# Data for this exercise start
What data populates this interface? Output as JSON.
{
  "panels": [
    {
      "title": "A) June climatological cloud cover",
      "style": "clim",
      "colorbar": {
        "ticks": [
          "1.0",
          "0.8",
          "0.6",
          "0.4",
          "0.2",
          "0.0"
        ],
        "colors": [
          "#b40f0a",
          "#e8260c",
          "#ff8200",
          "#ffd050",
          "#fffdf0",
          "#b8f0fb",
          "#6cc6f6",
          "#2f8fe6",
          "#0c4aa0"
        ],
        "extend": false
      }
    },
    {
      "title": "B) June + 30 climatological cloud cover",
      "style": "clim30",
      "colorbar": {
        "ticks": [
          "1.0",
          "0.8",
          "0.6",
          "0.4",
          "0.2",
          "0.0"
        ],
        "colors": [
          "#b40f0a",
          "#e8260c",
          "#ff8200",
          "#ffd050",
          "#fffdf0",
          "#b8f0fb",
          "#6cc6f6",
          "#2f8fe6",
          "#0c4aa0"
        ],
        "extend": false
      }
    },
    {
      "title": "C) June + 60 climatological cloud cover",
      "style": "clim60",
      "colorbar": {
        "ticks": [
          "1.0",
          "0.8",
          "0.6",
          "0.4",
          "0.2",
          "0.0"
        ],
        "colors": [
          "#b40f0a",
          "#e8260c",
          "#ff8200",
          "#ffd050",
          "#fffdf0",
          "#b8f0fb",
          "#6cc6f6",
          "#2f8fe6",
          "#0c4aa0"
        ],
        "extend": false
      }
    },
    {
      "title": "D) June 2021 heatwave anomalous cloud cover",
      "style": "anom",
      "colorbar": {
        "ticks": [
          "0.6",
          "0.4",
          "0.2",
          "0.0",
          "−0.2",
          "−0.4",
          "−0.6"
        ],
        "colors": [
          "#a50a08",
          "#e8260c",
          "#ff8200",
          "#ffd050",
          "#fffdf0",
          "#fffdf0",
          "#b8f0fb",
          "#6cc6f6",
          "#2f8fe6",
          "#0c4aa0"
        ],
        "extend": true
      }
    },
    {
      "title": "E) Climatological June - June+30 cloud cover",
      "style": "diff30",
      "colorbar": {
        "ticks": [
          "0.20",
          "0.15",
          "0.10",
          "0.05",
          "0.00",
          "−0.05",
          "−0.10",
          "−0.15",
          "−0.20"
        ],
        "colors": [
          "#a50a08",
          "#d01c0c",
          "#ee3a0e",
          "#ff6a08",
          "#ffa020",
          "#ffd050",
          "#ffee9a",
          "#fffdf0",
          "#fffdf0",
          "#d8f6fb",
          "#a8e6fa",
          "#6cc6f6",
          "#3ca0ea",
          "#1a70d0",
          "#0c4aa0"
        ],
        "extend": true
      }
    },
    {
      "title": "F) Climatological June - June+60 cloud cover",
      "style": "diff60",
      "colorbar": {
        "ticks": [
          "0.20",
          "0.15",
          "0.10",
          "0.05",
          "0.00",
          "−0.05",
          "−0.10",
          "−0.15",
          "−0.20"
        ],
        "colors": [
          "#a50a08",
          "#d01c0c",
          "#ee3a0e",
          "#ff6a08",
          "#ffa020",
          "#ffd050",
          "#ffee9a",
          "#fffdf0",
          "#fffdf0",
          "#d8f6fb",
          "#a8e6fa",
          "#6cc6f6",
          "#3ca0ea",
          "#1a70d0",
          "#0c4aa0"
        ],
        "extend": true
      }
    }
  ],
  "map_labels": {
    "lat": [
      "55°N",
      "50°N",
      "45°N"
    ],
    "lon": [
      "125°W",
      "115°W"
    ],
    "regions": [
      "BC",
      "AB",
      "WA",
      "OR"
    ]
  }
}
# Data for this exercise end
• Given request:
Write out every entry verbatim.

• The response:
What data populates this interface? Output as JSON.
{
  "panels": [
    {
      "title": "A) June climatological cloud cover",
      "style": "clim",
      "colorbar": {
        "ticks": [
          "1.0",
          "0.8",
          "0.6",
          "0.4",
          "0.2",
          "0.0"
        ],
        "colors": [
          "#b40f0a",
          "#e8260c",
          "#ff8200",
          "#ffd050",
          "#fffdf0",
          "#b8f0fb",
          "#6cc6f6",
          "#2f8fe6",
          "#0c4aa0"
        ],
        "extend": false
      }
    },
    {
      "title": "B) June + 30 climatological cloud cover",
      "style": "clim30",
      "colorbar": {
        "ticks": [
          "1.0",
          "0.8",
          "0.6",
          "0.4",
          "0.2",
          "0.0"
        ],
        "colors": [
          "#b40f0a",
          "#e8260c",
          "#ff8200",
          "#ffd050",
          "#fffdf0",
          "#b8f0fb",
          "#6cc6f6",
          "#2f8fe6",
          "#0c4aa0"
        ],
        "extend": false
      }
    },
    {
      "title": "C) June + 60 climatological cloud cover",
      "style": "clim60",
      "colorbar": {
        "ticks": [
          "1.0",
          "0.8",
          "0.6",
          "0.4",
          "0.2",
          "0.0"
        ],
        "colors": [
          "#b40f0a",
          "#e8260c",
          "#ff8200",
          "#ffd050",
          "#fffdf0",
          "#b8f0fb",
          "#6cc6f6",
          "#2f8fe6",
          "#0c4aa0"
        ],
        "extend": false
      }
    },
    {
      "title": "D) June 2021 heatwave anomalous cloud cover",
      "style": "anom",
      "colorbar": {
        "ticks": [
          "0.6",
          "0.4",
          "0.2",
          "0.0",
          "−0.2",
          "−0.4",
          "−0.6"
        ],
        "colors": [
          "#a50a08",
          "#e8260c",
          "#ff8200",
          "#ffd050",
          "#fffdf0",
          "#fffdf0",
          "#b8f0fb",
          "#6cc6f6",
          "#2f8fe6",
          "#0c4aa0"
        ],
        "extend": true
      }
    },
    {
      "title": "E) Climatological June - June+30 cloud cover",
      "style": "diff30",
      "colorbar": {
        "ticks": [
          "0.20",
          "0.15",
          "0.10",
          "0.05",
          "0.00",
          "−0.05",
          "−0.10",
          "−0.15",
          "−0.20"
        ],
        "colors": [
          "#a50a08",
          "#d01c0c",
          "#ee3a0e",
          "#ff6a08",
          "#ffa020",
          "#ffd050",
          "#ffee9a",
          "#fffdf0",
          "#fffdf0",
          "#d8f6fb",
          "#a8e6fa",
          "#6cc6f6",
          "#3ca0ea",
          "#1a70d0",
          "#0c4aa0"
        ],
        "extend": true
      }
    },
    {
      "title": "F) Climatological June - June+60 cloud cover",
      "style": "diff60",
      "colorbar": {
        "ticks": [
          "0.20",
          "0.15",
          "0.10",
          "0.05",
          "0.00",
          "−0.05",
          "−0.10",
          "−0.15",
          "−0.20"
        ],
        "colors": [
          "#a50a08",
          "#d01c0c",
          "#ee3a0e",
          "#ff6a08",
          "#ffa020",
          "#ffd050",
          "#ffee9a",
          "#fffdf0",
          "#fffdf0",
          "#d8f6fb",
          "#a8e6fa",
          "#6cc6f6",
          "#3ca0ea",
          "#1a70d0",
          "#0c4aa0"
        ],
        "extend": true
      }
    }
  ],
  "map_labels": {
    "lat": [
      "55°N",
      "50°N",
      "45°N"
    ],
    "lon": [
      "125°W",
      "115°W"
    ],
    "regions": [
      "BC",
      "AB",
      "WA",
      "OR"
    ]
  }
}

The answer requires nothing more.